# SET TASK
Find each line with the string "dependencies" and report it.

Collected data
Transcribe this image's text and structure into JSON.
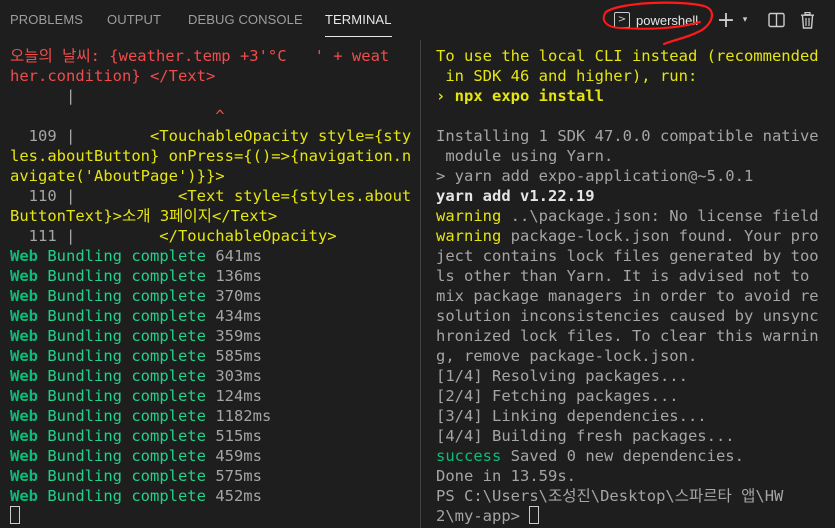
{
  "tabs": {
    "problems": "PROBLEMS",
    "output": "OUTPUT",
    "debug_console": "DEBUG CONSOLE",
    "terminal": "TERMINAL"
  },
  "toolbar": {
    "shell_label": "powershell",
    "shell_icon": "terminal-powershell-icon",
    "add_icon": "+",
    "dropdown_icon": "▾",
    "split_icon": "◫",
    "trash_icon": "🗑",
    "more_icon": "…"
  },
  "colors": {
    "background": "#1e1e1e",
    "error_red": "#f14c4c",
    "warning_yellow": "#e5e510",
    "success_green": "#23d18b",
    "annotation_red": "#ff1a1a"
  },
  "left_terminal": {
    "lines": [
      [
        {
          "t": "오늘의 날씨: {weather.temp +3'°C   ' + weat",
          "c": "red"
        }
      ],
      [
        {
          "t": "her.condition} </Text>",
          "c": "red"
        }
      ],
      [
        {
          "t": "      |",
          "c": "grey"
        }
      ],
      [
        {
          "t": "                      ^",
          "c": "red"
        }
      ],
      [
        {
          "t": "  109 | ",
          "c": "grey"
        },
        {
          "t": "       <TouchableOpacity style={sty",
          "c": "yellow"
        }
      ],
      [
        {
          "t": "les.aboutButton} onPress={()=>{navigation.n",
          "c": "yellow"
        }
      ],
      [
        {
          "t": "avigate('AboutPage')}}>",
          "c": "yellow"
        }
      ],
      [
        {
          "t": "  110 | ",
          "c": "grey"
        },
        {
          "t": "          <Text style={styles.about",
          "c": "yellow"
        }
      ],
      [
        {
          "t": "ButtonText}>소개 3페이지</Text>",
          "c": "yellow"
        }
      ],
      [
        {
          "t": "  111 | ",
          "c": "grey"
        },
        {
          "t": "        </TouchableOpacity>",
          "c": "yellow"
        }
      ],
      [
        {
          "t": "Web",
          "c": "dgreen bold"
        },
        {
          "t": " Bundling complete ",
          "c": "green"
        },
        {
          "t": "641ms",
          "c": "grey"
        }
      ],
      [
        {
          "t": "Web",
          "c": "dgreen bold"
        },
        {
          "t": " Bundling complete ",
          "c": "green"
        },
        {
          "t": "136ms",
          "c": "grey"
        }
      ],
      [
        {
          "t": "Web",
          "c": "dgreen bold"
        },
        {
          "t": " Bundling complete ",
          "c": "green"
        },
        {
          "t": "370ms",
          "c": "grey"
        }
      ],
      [
        {
          "t": "Web",
          "c": "dgreen bold"
        },
        {
          "t": " Bundling complete ",
          "c": "green"
        },
        {
          "t": "434ms",
          "c": "grey"
        }
      ],
      [
        {
          "t": "Web",
          "c": "dgreen bold"
        },
        {
          "t": " Bundling complete ",
          "c": "green"
        },
        {
          "t": "359ms",
          "c": "grey"
        }
      ],
      [
        {
          "t": "Web",
          "c": "dgreen bold"
        },
        {
          "t": " Bundling complete ",
          "c": "green"
        },
        {
          "t": "585ms",
          "c": "grey"
        }
      ],
      [
        {
          "t": "Web",
          "c": "dgreen bold"
        },
        {
          "t": " Bundling complete ",
          "c": "green"
        },
        {
          "t": "303ms",
          "c": "grey"
        }
      ],
      [
        {
          "t": "Web",
          "c": "dgreen bold"
        },
        {
          "t": " Bundling complete ",
          "c": "green"
        },
        {
          "t": "124ms",
          "c": "grey"
        }
      ],
      [
        {
          "t": "Web",
          "c": "dgreen bold"
        },
        {
          "t": " Bundling complete ",
          "c": "green"
        },
        {
          "t": "1182ms",
          "c": "grey"
        }
      ],
      [
        {
          "t": "Web",
          "c": "dgreen bold"
        },
        {
          "t": " Bundling complete ",
          "c": "green"
        },
        {
          "t": "515ms",
          "c": "grey"
        }
      ],
      [
        {
          "t": "Web",
          "c": "dgreen bold"
        },
        {
          "t": " Bundling complete ",
          "c": "green"
        },
        {
          "t": "459ms",
          "c": "grey"
        }
      ],
      [
        {
          "t": "Web",
          "c": "dgreen bold"
        },
        {
          "t": " Bundling complete ",
          "c": "green"
        },
        {
          "t": "575ms",
          "c": "grey"
        }
      ],
      [
        {
          "t": "Web",
          "c": "dgreen bold"
        },
        {
          "t": " Bundling complete ",
          "c": "green"
        },
        {
          "t": "452ms",
          "c": "grey"
        }
      ],
      [
        {
          "cursor": true
        }
      ]
    ]
  },
  "right_terminal": {
    "lines": [
      [
        {
          "t": "To use the local CLI instead (recommended",
          "c": "yellow"
        }
      ],
      [
        {
          "t": " in SDK 46 and higher), run:",
          "c": "yellow"
        }
      ],
      [
        {
          "t": "› npx expo install",
          "c": "yellow bold"
        }
      ],
      [
        {
          "t": "",
          "c": "grey"
        }
      ],
      [
        {
          "t": "Installing 1 SDK 47.0.0 compatible native",
          "c": "grey"
        }
      ],
      [
        {
          "t": " module using Yarn.",
          "c": "grey"
        }
      ],
      [
        {
          "t": "> yarn add expo-application@~5.0.1",
          "c": "grey"
        }
      ],
      [
        {
          "t": "yarn add v1.22.19",
          "c": "white bold"
        }
      ],
      [
        {
          "t": "warning",
          "c": "yellow"
        },
        {
          "t": " ..\\package.json: No license field",
          "c": "grey"
        }
      ],
      [
        {
          "t": "warning",
          "c": "yellow"
        },
        {
          "t": " package-lock.json found. Your pro",
          "c": "grey"
        }
      ],
      [
        {
          "t": "ject contains lock files generated by too",
          "c": "grey"
        }
      ],
      [
        {
          "t": "ls other than Yarn. It is advised not to",
          "c": "grey"
        }
      ],
      [
        {
          "t": "mix package managers in order to avoid re",
          "c": "grey"
        }
      ],
      [
        {
          "t": "solution inconsistencies caused by unsync",
          "c": "grey"
        }
      ],
      [
        {
          "t": "hronized lock files. To clear this warnin",
          "c": "grey"
        }
      ],
      [
        {
          "t": "g, remove package-lock.json.",
          "c": "grey"
        }
      ],
      [
        {
          "t": "[1/4] Resolving packages...",
          "c": "grey"
        }
      ],
      [
        {
          "t": "[2/4] Fetching packages...",
          "c": "grey"
        }
      ],
      [
        {
          "t": "[3/4] Linking dependencies...",
          "c": "grey"
        }
      ],
      [
        {
          "t": "[4/4] Building fresh packages...",
          "c": "grey"
        }
      ],
      [
        {
          "t": "success",
          "c": "dgreen"
        },
        {
          "t": " Saved 0 new dependencies.",
          "c": "grey"
        }
      ],
      [
        {
          "t": "Done in 13.59s.",
          "c": "grey"
        }
      ],
      [
        {
          "t": "PS C:\\Users\\조성진\\Desktop\\스파르타 앱\\HW",
          "c": "grey"
        }
      ],
      [
        {
          "t": "2\\my-app> ",
          "c": "grey"
        },
        {
          "cursor": true
        }
      ]
    ]
  }
}
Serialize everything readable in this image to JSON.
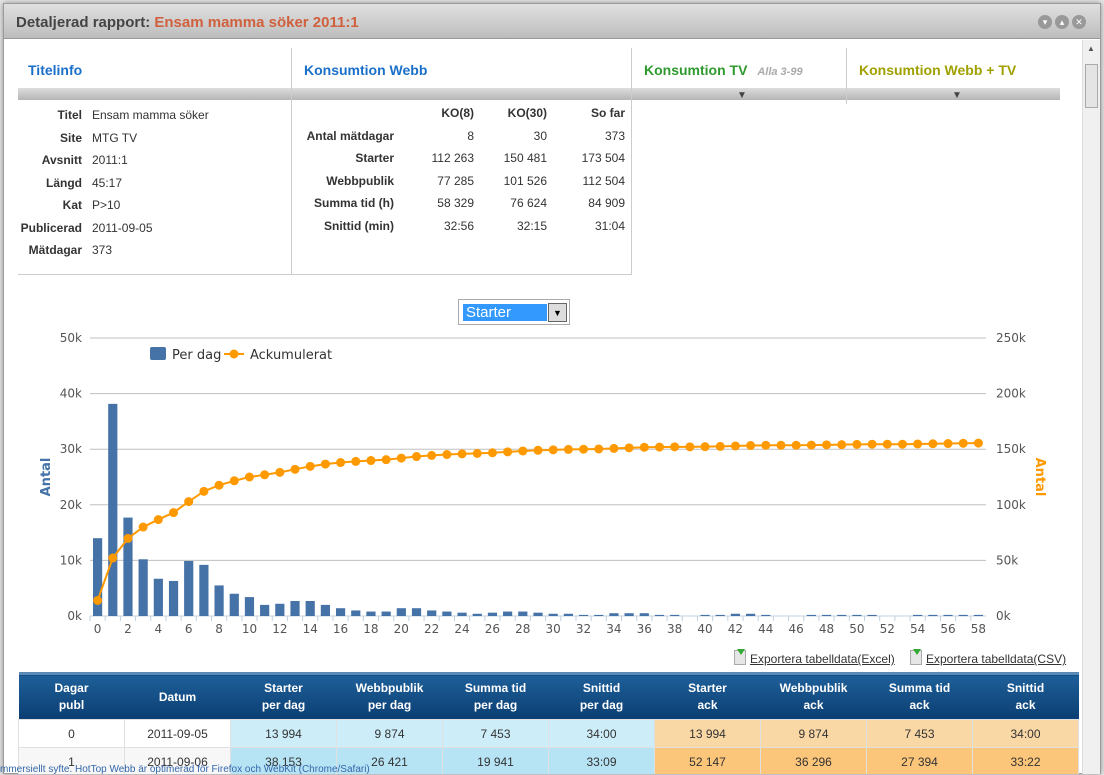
{
  "window": {
    "title_prefix": "Detaljerad rapport:",
    "title_name": "Ensam mamma söker 2011:1",
    "buttons": [
      "minimize",
      "maximize",
      "close"
    ]
  },
  "panels": {
    "titleinfo": "Titelinfo",
    "webb": "Konsumtion Webb",
    "tv": "Konsumtion TV",
    "tv_sub": "Alla 3-99",
    "webbtv": "Konsumtion Webb + TV"
  },
  "titleinfo": [
    {
      "k": "Titel",
      "v": "Ensam mamma söker"
    },
    {
      "k": "Site",
      "v": "MTG TV"
    },
    {
      "k": "Avsnitt",
      "v": "2011:1"
    },
    {
      "k": "Längd",
      "v": "45:17"
    },
    {
      "k": "Kat",
      "v": "P>10"
    },
    {
      "k": "Publicerad",
      "v": "2011-09-05"
    },
    {
      "k": "Mätdagar",
      "v": "373"
    }
  ],
  "webb": {
    "headers": [
      "",
      "KO(8)",
      "KO(30)",
      "So far"
    ],
    "rows": [
      [
        "Antal mätdagar",
        "8",
        "30",
        "373"
      ],
      [
        "Starter",
        "112 263",
        "150 481",
        "173 504"
      ],
      [
        "Webbpublik",
        "77 285",
        "101 526",
        "112 504"
      ],
      [
        "Summa tid (h)",
        "58 329",
        "76 624",
        "84 909"
      ],
      [
        "Snittid (min)",
        "32:56",
        "32:15",
        "31:04"
      ]
    ]
  },
  "select": {
    "value": "Starter"
  },
  "colors": {
    "bar": "#4572a7",
    "line": "#ff9900",
    "left_axis": "#4572a7",
    "right_axis": "#ff9900"
  },
  "chart_data": {
    "type": "bar+line",
    "legend": [
      "Per dag",
      "Ackumulerat"
    ],
    "legend_placement": "top-left",
    "ylabel_left": "Antal",
    "ylabel_right": "Antal",
    "ylim_left": [
      0,
      50000
    ],
    "ylim_right": [
      0,
      250000
    ],
    "yticks_left": [
      "0k",
      "10k",
      "20k",
      "30k",
      "40k",
      "50k"
    ],
    "yticks_right": [
      "0k",
      "50k",
      "100k",
      "150k",
      "200k",
      "250k"
    ],
    "x_tick_labels": [
      "0",
      "2",
      "4",
      "6",
      "8",
      "10",
      "12",
      "14",
      "16",
      "18",
      "20",
      "22",
      "24",
      "26",
      "28",
      "30",
      "32",
      "34",
      "36",
      "38",
      "40",
      "42",
      "44",
      "46",
      "48",
      "50",
      "52",
      "54",
      "56",
      "58"
    ],
    "x": [
      0,
      1,
      2,
      3,
      4,
      5,
      6,
      7,
      8,
      9,
      10,
      11,
      12,
      13,
      14,
      15,
      16,
      17,
      18,
      19,
      20,
      21,
      22,
      23,
      24,
      25,
      26,
      27,
      28,
      29,
      30,
      31,
      32,
      33,
      34,
      35,
      36,
      37,
      38,
      39,
      40,
      41,
      42,
      43,
      44,
      45,
      46,
      47,
      48,
      49,
      50,
      51,
      52,
      53,
      54,
      55,
      56,
      57,
      58
    ],
    "grid": true,
    "series": [
      {
        "name": "Per dag",
        "type": "bar",
        "values": [
          13994,
          38153,
          17700,
          10200,
          6700,
          6300,
          9900,
          9200,
          5500,
          4000,
          3400,
          2000,
          2200,
          2700,
          2700,
          2000,
          1400,
          1000,
          800,
          800,
          1400,
          1400,
          1000,
          800,
          600,
          400,
          600,
          800,
          800,
          600,
          400,
          400,
          200,
          200,
          500,
          500,
          500,
          200,
          200,
          0,
          200,
          200,
          400,
          400,
          200,
          0,
          0,
          200,
          200,
          200,
          200,
          200,
          0,
          0,
          200,
          200,
          200,
          200,
          200
        ]
      },
      {
        "name": "Ackumulerat",
        "type": "line",
        "values": [
          13994,
          52147,
          69800,
          80000,
          86700,
          93000,
          102900,
          112100,
          117600,
          121600,
          125000,
          127000,
          129200,
          131900,
          134600,
          136600,
          138000,
          139000,
          139800,
          140600,
          142000,
          143400,
          144400,
          145200,
          145800,
          146200,
          146800,
          147600,
          148400,
          149000,
          149400,
          149800,
          150000,
          150200,
          150700,
          151200,
          151700,
          151900,
          152100,
          152100,
          152300,
          152500,
          152900,
          153300,
          153500,
          153500,
          153500,
          153700,
          153900,
          154100,
          154300,
          154500,
          154500,
          154500,
          154700,
          154900,
          155100,
          155300,
          155500
        ]
      }
    ]
  },
  "export": {
    "excel": "Exportera tabelldata(Excel)",
    "csv": "Exportera tabelldata(CSV)"
  },
  "table": {
    "headers": [
      [
        "Dagar",
        "publ"
      ],
      [
        "Datum",
        ""
      ],
      [
        "Starter",
        "per dag"
      ],
      [
        "Webbpublik",
        "per dag"
      ],
      [
        "Summa tid",
        "per dag"
      ],
      [
        "Snittid",
        "per dag"
      ],
      [
        "Starter",
        "ack"
      ],
      [
        "Webbpublik",
        "ack"
      ],
      [
        "Summa tid",
        "ack"
      ],
      [
        "Snittid",
        "ack"
      ]
    ],
    "rows": [
      [
        "0",
        "2011-09-05",
        "13 994",
        "9 874",
        "7 453",
        "34:00",
        "13 994",
        "9 874",
        "7 453",
        "34:00"
      ],
      [
        "1",
        "2011-09-06",
        "38 153",
        "26 421",
        "19 941",
        "33:09",
        "52 147",
        "36 296",
        "27 394",
        "33:22"
      ]
    ]
  },
  "footer": "mmersiellt syfte. HotTop Webb är optimerad för Firefox och WebKit (Chrome/Safari)"
}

# TASK ANSWER
          "t": "[3/4] Linking dependencies...",
          "t": " Saved 0 new dependencies.",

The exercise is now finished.